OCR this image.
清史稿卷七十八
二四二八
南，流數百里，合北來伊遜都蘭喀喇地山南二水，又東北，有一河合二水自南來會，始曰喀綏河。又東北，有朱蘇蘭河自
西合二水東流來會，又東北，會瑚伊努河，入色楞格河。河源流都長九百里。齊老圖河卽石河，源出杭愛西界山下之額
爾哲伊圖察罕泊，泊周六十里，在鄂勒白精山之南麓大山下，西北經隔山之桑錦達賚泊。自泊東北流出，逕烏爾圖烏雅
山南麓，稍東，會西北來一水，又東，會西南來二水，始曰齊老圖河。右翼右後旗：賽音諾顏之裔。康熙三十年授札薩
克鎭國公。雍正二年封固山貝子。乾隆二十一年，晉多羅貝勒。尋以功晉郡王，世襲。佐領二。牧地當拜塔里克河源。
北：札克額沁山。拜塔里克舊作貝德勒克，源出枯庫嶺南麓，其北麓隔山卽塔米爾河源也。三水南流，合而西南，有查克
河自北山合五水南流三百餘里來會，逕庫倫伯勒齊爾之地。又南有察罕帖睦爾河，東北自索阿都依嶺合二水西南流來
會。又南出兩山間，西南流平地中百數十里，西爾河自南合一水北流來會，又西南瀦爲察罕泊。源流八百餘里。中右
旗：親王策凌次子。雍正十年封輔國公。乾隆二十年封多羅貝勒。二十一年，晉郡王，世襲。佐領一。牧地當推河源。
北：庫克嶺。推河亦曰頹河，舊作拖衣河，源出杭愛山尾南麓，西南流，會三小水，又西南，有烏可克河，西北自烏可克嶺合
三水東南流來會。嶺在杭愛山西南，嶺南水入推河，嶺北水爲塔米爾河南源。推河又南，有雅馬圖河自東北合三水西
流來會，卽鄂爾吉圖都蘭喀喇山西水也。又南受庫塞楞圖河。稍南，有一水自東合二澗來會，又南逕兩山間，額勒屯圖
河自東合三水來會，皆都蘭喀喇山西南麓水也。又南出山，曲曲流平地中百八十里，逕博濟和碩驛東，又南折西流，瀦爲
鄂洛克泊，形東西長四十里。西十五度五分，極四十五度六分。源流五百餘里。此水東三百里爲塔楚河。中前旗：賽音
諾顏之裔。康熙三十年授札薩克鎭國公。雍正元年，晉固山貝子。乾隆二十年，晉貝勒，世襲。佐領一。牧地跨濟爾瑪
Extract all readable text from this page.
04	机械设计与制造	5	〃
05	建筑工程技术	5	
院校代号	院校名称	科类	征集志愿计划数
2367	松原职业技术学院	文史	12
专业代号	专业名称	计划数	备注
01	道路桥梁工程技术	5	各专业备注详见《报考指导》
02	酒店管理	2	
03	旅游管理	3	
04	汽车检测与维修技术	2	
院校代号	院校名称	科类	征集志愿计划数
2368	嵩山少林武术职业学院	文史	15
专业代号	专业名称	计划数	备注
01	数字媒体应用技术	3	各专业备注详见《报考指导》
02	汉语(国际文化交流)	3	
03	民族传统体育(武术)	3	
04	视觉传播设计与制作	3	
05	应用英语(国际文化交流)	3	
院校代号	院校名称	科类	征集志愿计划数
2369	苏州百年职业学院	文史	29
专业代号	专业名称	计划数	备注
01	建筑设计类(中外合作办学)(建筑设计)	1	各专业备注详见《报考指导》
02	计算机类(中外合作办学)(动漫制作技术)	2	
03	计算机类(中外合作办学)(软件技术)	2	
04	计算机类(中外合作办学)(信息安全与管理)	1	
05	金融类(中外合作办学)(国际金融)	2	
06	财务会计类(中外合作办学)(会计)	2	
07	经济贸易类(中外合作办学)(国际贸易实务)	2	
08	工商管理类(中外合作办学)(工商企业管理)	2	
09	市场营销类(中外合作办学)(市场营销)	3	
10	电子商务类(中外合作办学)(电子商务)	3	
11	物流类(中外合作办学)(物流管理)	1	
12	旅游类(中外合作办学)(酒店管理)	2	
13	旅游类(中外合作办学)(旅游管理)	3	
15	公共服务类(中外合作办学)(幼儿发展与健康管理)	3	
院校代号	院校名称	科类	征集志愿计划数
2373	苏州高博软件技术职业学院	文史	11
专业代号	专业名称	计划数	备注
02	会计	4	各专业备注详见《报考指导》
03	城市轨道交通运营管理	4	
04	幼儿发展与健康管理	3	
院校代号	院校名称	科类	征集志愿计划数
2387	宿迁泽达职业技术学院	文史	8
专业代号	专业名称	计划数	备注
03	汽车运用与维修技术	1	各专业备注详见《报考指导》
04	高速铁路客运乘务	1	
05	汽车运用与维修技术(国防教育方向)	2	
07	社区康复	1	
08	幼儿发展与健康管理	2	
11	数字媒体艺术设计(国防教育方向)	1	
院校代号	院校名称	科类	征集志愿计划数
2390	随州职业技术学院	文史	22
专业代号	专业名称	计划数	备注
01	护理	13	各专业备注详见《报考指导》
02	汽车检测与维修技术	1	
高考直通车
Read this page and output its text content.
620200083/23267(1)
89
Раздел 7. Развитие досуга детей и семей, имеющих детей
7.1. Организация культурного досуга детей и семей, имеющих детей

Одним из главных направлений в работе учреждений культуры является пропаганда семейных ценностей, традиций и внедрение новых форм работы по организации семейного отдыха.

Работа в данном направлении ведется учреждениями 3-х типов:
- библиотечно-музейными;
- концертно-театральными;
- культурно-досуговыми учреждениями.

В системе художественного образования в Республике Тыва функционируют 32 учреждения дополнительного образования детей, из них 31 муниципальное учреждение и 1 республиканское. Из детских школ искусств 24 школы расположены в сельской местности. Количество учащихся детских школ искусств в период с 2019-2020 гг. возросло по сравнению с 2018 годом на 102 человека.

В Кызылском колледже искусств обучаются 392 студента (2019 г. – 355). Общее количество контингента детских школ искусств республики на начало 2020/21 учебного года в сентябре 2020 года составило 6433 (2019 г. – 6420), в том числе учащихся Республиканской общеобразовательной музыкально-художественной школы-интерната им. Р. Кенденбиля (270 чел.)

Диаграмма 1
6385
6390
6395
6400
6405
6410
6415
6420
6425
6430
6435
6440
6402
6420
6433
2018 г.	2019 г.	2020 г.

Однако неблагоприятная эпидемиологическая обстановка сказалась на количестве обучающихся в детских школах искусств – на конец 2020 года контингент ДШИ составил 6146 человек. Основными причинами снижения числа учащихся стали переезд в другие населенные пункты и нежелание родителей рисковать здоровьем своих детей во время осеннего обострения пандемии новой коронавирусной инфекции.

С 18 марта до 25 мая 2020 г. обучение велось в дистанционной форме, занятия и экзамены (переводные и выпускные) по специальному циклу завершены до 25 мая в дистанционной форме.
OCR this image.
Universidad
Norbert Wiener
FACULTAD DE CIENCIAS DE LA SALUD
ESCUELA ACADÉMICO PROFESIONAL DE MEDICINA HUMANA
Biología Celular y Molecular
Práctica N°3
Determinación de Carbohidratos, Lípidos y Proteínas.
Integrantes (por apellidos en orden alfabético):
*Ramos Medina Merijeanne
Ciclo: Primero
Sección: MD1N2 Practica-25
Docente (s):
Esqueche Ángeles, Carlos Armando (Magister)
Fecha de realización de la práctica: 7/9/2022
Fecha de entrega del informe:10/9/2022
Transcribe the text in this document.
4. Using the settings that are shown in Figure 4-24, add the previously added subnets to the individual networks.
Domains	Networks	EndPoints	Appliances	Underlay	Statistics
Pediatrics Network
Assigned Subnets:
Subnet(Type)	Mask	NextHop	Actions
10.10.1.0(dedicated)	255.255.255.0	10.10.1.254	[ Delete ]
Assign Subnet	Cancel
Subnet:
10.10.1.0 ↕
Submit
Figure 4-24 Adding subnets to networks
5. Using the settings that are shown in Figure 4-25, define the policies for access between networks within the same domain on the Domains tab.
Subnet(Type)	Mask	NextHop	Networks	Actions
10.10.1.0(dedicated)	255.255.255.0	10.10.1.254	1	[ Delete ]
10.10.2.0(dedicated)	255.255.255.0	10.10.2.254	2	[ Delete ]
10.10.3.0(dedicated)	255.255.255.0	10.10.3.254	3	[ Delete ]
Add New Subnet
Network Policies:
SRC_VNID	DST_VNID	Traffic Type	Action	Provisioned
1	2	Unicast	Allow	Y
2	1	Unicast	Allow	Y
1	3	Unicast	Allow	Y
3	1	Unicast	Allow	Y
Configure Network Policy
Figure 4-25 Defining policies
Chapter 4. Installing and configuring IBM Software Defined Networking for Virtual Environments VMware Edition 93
--------------------
● Objective
Copy the lines from the entries above in which the word "Delete" appears.

● Exercise answer
10.10.1.0(dedicated)	255.255.255.0	10.10.1.254	[ Delete ]
10.10.1.0(dedicated)	255.255.255.0	10.10.1.254	1	[ Delete ]
10.10.2.0(dedicated)	255.255.255.0	10.10.2.254	2	[ Delete ]
10.10.3.0(dedicated)	255.255.255.0	10.10.3.254	3	[ Delete ]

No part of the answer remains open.